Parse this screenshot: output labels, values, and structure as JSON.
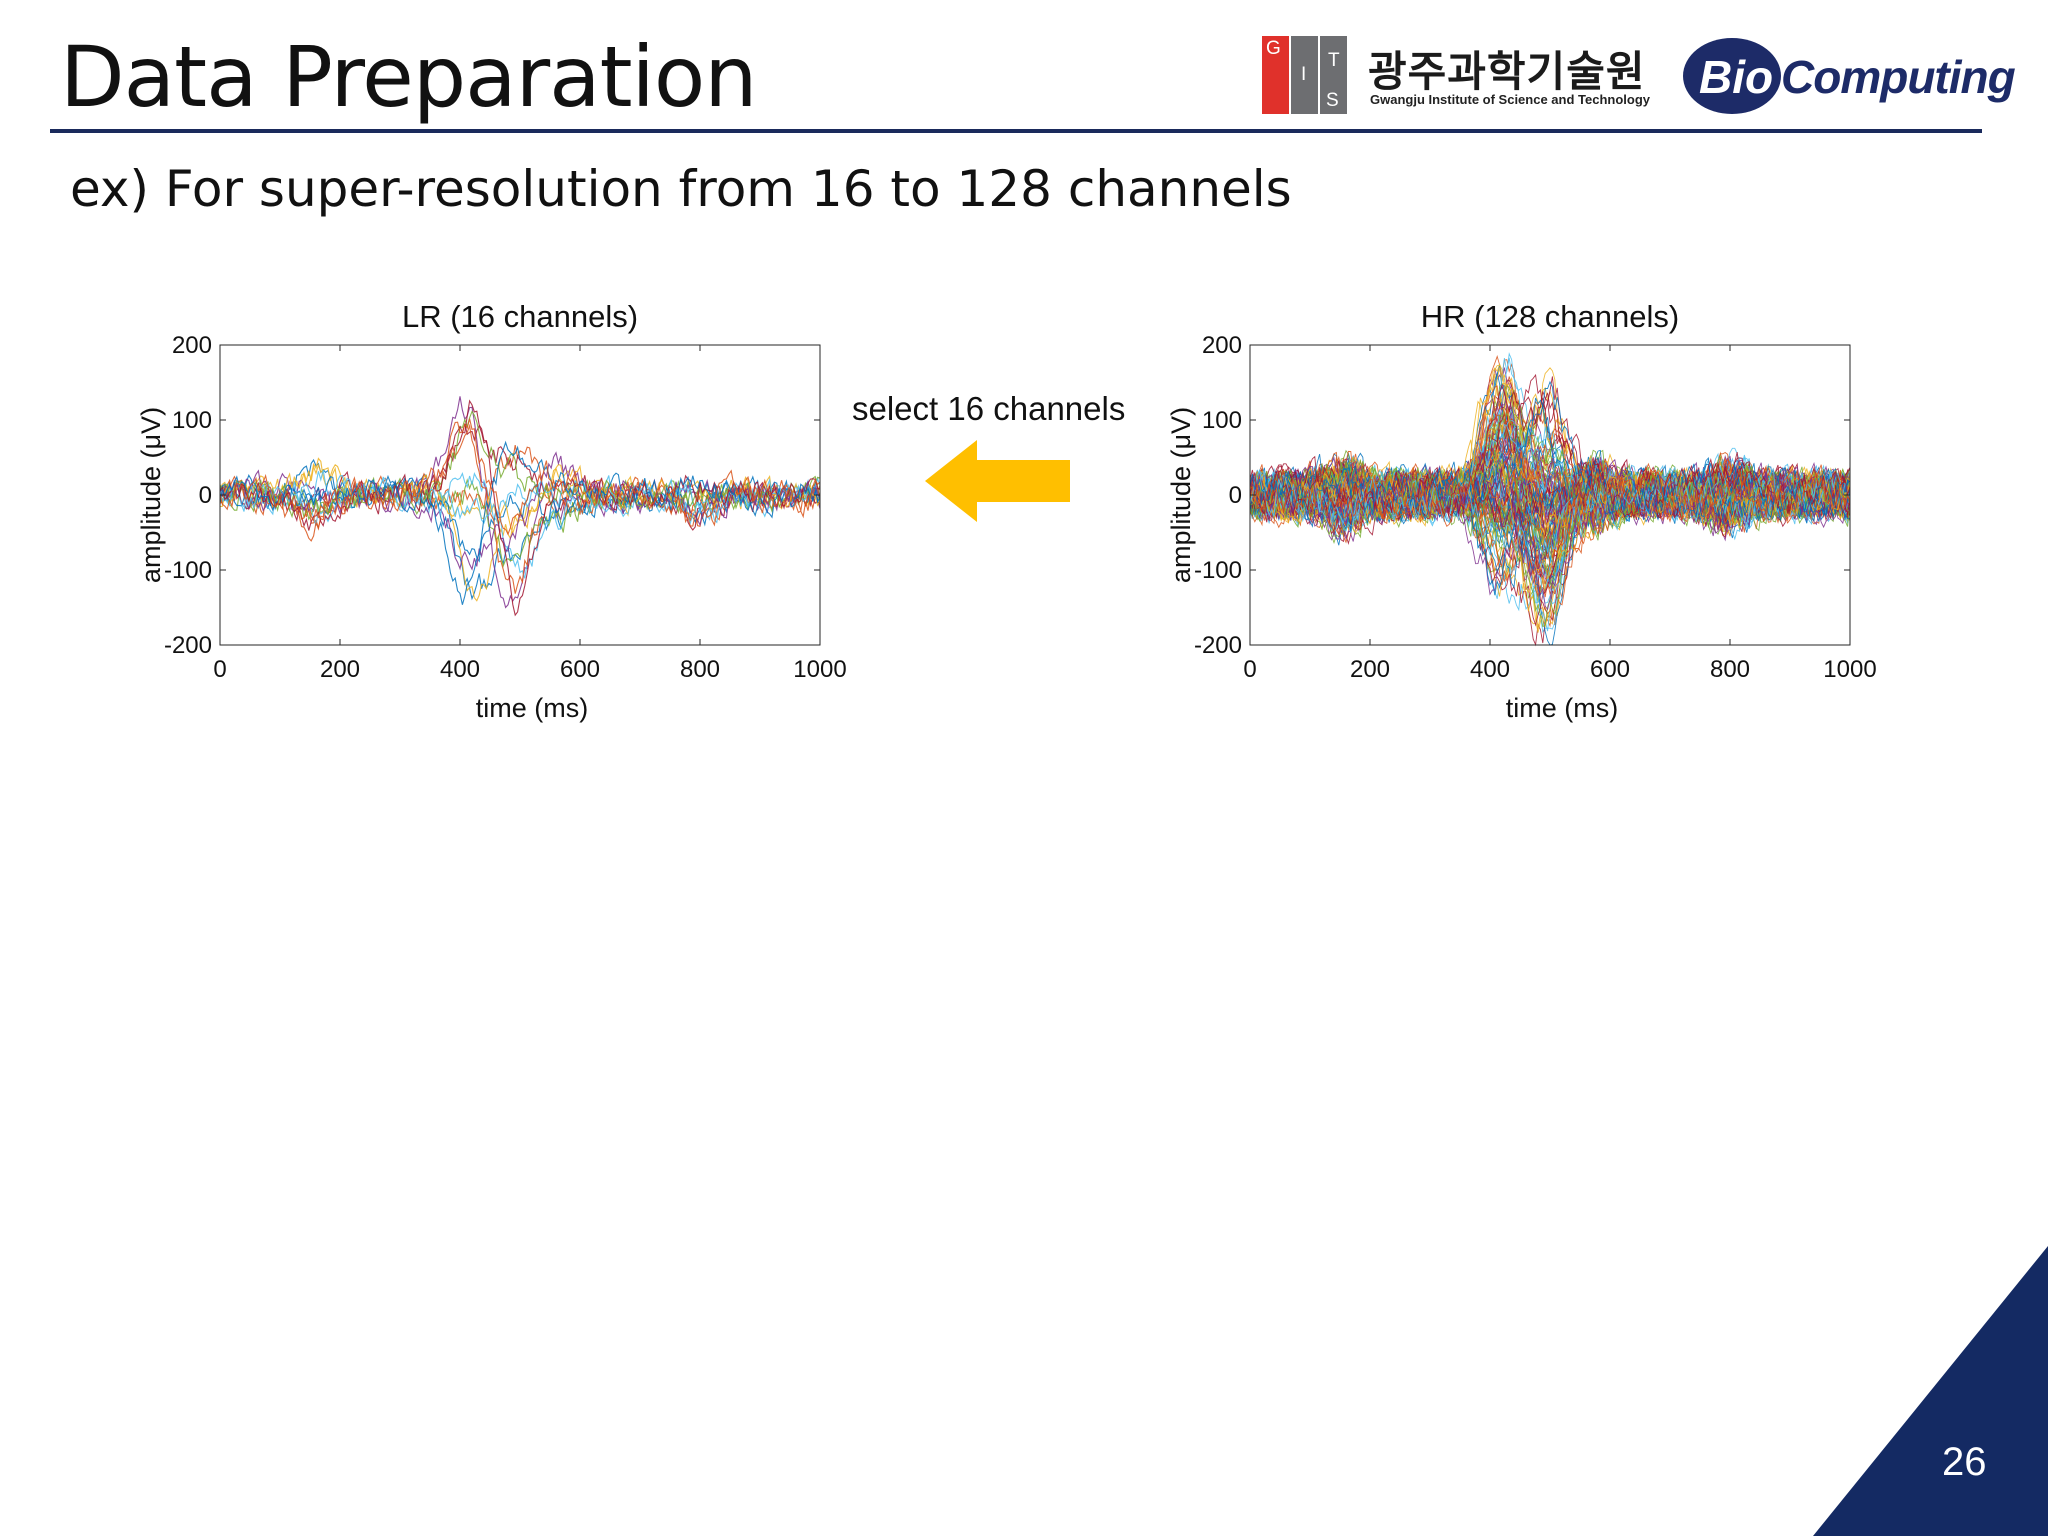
{
  "slide": {
    "title": "Data Preparation",
    "subtitle": "ex) For super-resolution from 16 to 128 channels",
    "page_number": "26",
    "accent_color": "#1a2a5c"
  },
  "logos": {
    "gist": {
      "letters": [
        "G",
        "I",
        "S",
        "T"
      ],
      "korean_name": "광주과학기술원",
      "english_name": "Gwangju Institute of Science and Technology",
      "red": "#e0312b",
      "gray": "#6d6e71"
    },
    "biocomputing": {
      "prefix": "Bio",
      "suffix": "Computing",
      "color": "#1d2b68"
    }
  },
  "arrow": {
    "label": "select 16 channels",
    "color": "#ffbf00",
    "direction": "left"
  },
  "chart_data": [
    {
      "type": "line",
      "title": "LR (16 channels)",
      "xlabel": "time (ms)",
      "ylabel": "amplitude (μV)",
      "xlim": [
        0,
        1000
      ],
      "ylim": [
        -200,
        200
      ],
      "xticks": [
        "0",
        "200",
        "400",
        "600",
        "800",
        "1000"
      ],
      "yticks": [
        "200",
        "100",
        "0",
        "-100",
        "-200"
      ],
      "grid": false,
      "n_series": 16,
      "peaks": [
        {
          "time": 150,
          "amplitude": 70
        },
        {
          "time": 420,
          "amplitude": 155
        },
        {
          "time": 490,
          "amplitude": -150
        },
        {
          "time": 560,
          "amplitude": 75
        },
        {
          "time": 800,
          "amplitude": 70
        }
      ]
    },
    {
      "type": "line",
      "title": "HR (128 channels)",
      "xlabel": "time (ms)",
      "ylabel": "amplitude (μV)",
      "xlim": [
        0,
        1000
      ],
      "ylim": [
        -200,
        200
      ],
      "xticks": [
        "0",
        "200",
        "400",
        "600",
        "800",
        "1000"
      ],
      "yticks": [
        "200",
        "100",
        "0",
        "-100",
        "-200"
      ],
      "grid": false,
      "n_series": 128,
      "peaks": [
        {
          "time": 420,
          "amplitude": 190
        },
        {
          "time": 490,
          "amplitude": -195
        }
      ]
    }
  ]
}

────────

[Requirement]: Copy all lines from the entries that contain the word "amplitude".

[Exercise output]:
      "ylabel": "amplitude (μV)",
          "amplitude": 70
          "amplitude": 155
          "amplitude": -150
          "amplitude": 75
          "amplitude": 70
      "ylabel": "amplitude (μV)",
          "amplitude": 190
          "amplitude": -195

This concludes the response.